BEGIN Extracted information
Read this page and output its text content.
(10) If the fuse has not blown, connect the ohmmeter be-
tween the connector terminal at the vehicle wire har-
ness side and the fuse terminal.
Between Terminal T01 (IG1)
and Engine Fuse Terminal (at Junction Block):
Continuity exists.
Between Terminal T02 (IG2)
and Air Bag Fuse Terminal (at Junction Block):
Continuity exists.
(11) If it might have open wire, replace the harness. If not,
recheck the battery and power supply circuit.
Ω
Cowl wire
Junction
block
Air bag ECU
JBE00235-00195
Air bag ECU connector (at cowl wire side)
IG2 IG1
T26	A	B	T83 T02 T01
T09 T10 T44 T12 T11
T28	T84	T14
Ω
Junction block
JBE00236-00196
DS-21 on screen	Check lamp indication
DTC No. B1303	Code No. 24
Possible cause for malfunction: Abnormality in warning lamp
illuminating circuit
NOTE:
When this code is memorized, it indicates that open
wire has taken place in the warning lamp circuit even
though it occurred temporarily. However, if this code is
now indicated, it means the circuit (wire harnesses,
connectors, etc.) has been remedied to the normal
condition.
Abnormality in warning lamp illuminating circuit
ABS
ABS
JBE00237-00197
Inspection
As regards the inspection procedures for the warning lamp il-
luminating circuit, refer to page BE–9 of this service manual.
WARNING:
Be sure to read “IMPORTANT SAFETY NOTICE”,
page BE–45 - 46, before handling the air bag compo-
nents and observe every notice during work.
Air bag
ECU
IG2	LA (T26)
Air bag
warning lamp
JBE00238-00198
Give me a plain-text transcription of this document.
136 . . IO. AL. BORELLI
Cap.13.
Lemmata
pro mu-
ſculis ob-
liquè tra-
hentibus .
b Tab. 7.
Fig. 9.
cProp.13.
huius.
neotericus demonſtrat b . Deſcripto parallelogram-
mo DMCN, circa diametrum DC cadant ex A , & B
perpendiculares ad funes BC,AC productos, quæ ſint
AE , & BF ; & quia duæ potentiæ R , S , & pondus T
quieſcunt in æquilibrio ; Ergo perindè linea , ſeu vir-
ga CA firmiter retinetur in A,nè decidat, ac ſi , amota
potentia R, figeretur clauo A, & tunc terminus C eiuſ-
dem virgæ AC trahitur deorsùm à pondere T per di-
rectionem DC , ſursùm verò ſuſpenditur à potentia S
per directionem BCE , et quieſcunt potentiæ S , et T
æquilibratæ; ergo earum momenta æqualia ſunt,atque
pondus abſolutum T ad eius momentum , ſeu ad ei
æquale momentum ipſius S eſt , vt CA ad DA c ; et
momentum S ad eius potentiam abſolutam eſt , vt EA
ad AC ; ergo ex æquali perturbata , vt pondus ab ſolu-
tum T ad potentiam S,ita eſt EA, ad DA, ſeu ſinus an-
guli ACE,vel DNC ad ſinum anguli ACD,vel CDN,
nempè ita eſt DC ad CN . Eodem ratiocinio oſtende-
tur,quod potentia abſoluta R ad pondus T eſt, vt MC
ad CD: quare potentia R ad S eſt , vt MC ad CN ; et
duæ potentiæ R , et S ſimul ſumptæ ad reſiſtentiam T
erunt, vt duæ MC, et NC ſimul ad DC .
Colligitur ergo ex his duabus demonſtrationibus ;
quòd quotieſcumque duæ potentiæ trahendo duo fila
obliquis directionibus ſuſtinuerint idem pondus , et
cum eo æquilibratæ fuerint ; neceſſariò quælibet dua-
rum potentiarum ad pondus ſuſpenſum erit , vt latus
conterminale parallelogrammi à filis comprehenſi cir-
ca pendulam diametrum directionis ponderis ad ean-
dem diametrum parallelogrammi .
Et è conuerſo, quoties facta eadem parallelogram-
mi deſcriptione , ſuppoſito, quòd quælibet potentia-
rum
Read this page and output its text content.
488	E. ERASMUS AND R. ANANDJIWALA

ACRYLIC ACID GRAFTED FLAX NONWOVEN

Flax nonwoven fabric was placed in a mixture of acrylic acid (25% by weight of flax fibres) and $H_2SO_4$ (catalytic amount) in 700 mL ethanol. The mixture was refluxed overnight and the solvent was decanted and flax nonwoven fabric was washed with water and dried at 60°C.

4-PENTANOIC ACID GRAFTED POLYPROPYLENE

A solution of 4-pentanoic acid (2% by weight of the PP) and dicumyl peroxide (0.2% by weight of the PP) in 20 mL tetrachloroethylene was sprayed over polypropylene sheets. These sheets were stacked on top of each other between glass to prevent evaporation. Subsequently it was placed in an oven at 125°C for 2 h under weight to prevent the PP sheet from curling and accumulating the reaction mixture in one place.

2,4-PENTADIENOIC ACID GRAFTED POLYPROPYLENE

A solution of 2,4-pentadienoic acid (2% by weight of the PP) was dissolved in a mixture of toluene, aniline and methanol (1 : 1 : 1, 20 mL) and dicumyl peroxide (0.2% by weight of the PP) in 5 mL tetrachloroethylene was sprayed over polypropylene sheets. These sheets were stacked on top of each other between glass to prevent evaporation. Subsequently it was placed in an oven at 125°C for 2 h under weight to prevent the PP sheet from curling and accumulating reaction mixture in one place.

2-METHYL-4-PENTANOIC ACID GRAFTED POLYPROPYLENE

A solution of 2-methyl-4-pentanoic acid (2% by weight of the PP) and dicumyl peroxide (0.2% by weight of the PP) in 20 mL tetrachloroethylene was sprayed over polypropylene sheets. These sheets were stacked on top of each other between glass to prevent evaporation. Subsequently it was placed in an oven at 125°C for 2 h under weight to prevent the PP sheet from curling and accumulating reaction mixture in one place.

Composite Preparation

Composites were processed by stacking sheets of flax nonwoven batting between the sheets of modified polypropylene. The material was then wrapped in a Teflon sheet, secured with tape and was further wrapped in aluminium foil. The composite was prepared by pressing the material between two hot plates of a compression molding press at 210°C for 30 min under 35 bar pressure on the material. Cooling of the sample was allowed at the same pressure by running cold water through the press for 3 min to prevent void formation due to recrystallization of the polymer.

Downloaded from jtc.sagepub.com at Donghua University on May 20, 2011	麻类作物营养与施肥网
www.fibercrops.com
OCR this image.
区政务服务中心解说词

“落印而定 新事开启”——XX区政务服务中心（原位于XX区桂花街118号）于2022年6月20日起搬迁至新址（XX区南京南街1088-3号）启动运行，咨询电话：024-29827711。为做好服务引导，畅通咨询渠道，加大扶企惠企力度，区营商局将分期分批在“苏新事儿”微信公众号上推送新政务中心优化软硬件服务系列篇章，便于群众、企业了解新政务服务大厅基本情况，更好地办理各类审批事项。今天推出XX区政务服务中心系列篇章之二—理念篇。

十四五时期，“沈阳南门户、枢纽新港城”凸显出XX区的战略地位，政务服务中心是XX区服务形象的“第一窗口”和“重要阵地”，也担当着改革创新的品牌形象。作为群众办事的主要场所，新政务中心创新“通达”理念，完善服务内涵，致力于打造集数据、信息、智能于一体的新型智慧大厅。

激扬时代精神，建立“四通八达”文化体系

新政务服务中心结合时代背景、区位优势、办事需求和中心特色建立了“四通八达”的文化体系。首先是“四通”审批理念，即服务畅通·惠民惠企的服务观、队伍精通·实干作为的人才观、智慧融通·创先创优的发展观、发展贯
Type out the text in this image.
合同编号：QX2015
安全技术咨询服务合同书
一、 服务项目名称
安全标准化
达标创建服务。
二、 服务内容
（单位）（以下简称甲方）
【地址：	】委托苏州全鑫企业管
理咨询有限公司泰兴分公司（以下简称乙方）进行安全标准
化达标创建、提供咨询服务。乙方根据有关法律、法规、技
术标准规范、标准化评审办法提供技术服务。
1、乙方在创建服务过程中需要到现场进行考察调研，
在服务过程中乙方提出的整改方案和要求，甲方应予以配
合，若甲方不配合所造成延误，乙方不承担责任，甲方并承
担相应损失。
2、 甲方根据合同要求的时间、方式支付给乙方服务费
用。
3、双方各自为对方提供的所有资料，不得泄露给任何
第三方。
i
END Extracted information
▶ [Task statement]: Locate "Type out the text in this image." in the material, then quote the line that contains it and all lines after it through the final one.

▶ [Solution to this exercise]:
Type out the text in this image.
合同编号：QX2015
安全技术咨询服务合同书
一、 服务项目名称
安全标准化
达标创建服务。
二、 服务内容
（单位）（以下简称甲方）
【地址：	】委托苏州全鑫企业管
理咨询有限公司泰兴分公司（以下简称乙方）进行安全标准
化达标创建、提供咨询服务。乙方根据有关法律、法规、技
术标准规范、标准化评审办法提供技术服务。
1、乙方在创建服务过程中需要到现场进行考察调研，
在服务过程中乙方提出的整改方案和要求，甲方应予以配
合，若甲方不配合所造成延误，乙方不承担责任，甲方并承
担相应损失。
2、 甲方根据合同要求的时间、方式支付给乙方服务费
用。
3、双方各自为对方提供的所有资料，不得泄露给任何
第三方。
i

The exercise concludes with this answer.